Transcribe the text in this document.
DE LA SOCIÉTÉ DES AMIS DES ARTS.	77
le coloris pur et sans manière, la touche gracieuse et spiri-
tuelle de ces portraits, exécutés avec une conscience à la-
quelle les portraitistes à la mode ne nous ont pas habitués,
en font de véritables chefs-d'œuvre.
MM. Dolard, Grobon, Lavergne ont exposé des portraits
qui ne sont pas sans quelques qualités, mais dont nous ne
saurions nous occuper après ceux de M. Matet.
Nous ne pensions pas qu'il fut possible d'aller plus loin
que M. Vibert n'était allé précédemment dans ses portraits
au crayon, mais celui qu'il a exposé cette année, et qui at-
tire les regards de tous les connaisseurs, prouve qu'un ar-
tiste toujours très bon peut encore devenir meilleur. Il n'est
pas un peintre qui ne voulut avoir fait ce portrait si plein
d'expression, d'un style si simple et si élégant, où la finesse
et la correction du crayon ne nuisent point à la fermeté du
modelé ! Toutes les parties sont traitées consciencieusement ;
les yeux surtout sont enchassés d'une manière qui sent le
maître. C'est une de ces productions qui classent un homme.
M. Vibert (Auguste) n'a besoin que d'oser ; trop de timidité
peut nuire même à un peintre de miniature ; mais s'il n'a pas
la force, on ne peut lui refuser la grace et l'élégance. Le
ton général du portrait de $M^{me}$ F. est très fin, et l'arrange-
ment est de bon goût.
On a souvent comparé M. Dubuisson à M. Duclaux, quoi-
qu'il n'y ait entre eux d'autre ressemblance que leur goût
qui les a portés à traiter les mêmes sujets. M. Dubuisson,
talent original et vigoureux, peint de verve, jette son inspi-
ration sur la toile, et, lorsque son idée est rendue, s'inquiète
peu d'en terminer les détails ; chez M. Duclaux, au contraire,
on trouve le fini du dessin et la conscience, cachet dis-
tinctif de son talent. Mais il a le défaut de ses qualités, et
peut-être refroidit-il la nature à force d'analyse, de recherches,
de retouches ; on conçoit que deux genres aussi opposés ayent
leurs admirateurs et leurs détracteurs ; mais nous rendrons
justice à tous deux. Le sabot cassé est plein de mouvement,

++++++

Copy out each record from above, exactly.

Transcribe the text in this document.
DE LA SOCIÉTÉ DES AMIS DES ARTS.	77
le coloris pur et sans manière, la touche gracieuse et spiri-
tuelle de ces portraits, exécutés avec une conscience à la-
quelle les portraitistes à la mode ne nous ont pas habitués,
en font de véritables chefs-d'œuvre.
MM. Dolard, Grobon, Lavergne ont exposé des portraits
qui ne sont pas sans quelques qualités, mais dont nous ne
saurions nous occuper après ceux de M. Matet.
Nous ne pensions pas qu'il fut possible d'aller plus loin
que M. Vibert n'était allé précédemment dans ses portraits
au crayon, mais celui qu'il a exposé cette année, et qui at-
tire les regards de tous les connaisseurs, prouve qu'un ar-
tiste toujours très bon peut encore devenir meilleur. Il n'est
pas un peintre qui ne voulut avoir fait ce portrait si plein
d'expression, d'un style si simple et si élégant, où la finesse
et la correction du crayon ne nuisent point à la fermeté du
modelé ! Toutes les parties sont traitées consciencieusement ;
les yeux surtout sont enchassés d'une manière qui sent le
maître. C'est une de ces productions qui classent un homme.
M. Vibert (Auguste) n'a besoin que d'oser ; trop de timidité
peut nuire même à un peintre de miniature ; mais s'il n'a pas
la force, on ne peut lui refuser la grace et l'élégance. Le
ton général du portrait de $M^{me}$ F. est très fin, et l'arrange-
ment est de bon goût.
On a souvent comparé M. Dubuisson à M. Duclaux, quoi-
qu'il n'y ait entre eux d'autre ressemblance que leur goût
qui les a portés à traiter les mêmes sujets. M. Dubuisson,
talent original et vigoureux, peint de verve, jette son inspi-
ration sur la toile, et, lorsque son idée est rendue, s'inquiète
peu d'en terminer les détails ; chez M. Duclaux, au contraire,
on trouve le fini du dessin et la conscience, cachet dis-
tinctif de son talent. Mais il a le défaut de ses qualités, et
peut-être refroidit-il la nature à force d'analyse, de recherches,
de retouches ; on conçoit que deux genres aussi opposés ayent
leurs admirateurs et leurs détracteurs ; mais nous rendrons
justice à tous deux. Le sabot cassé est plein de mouvement,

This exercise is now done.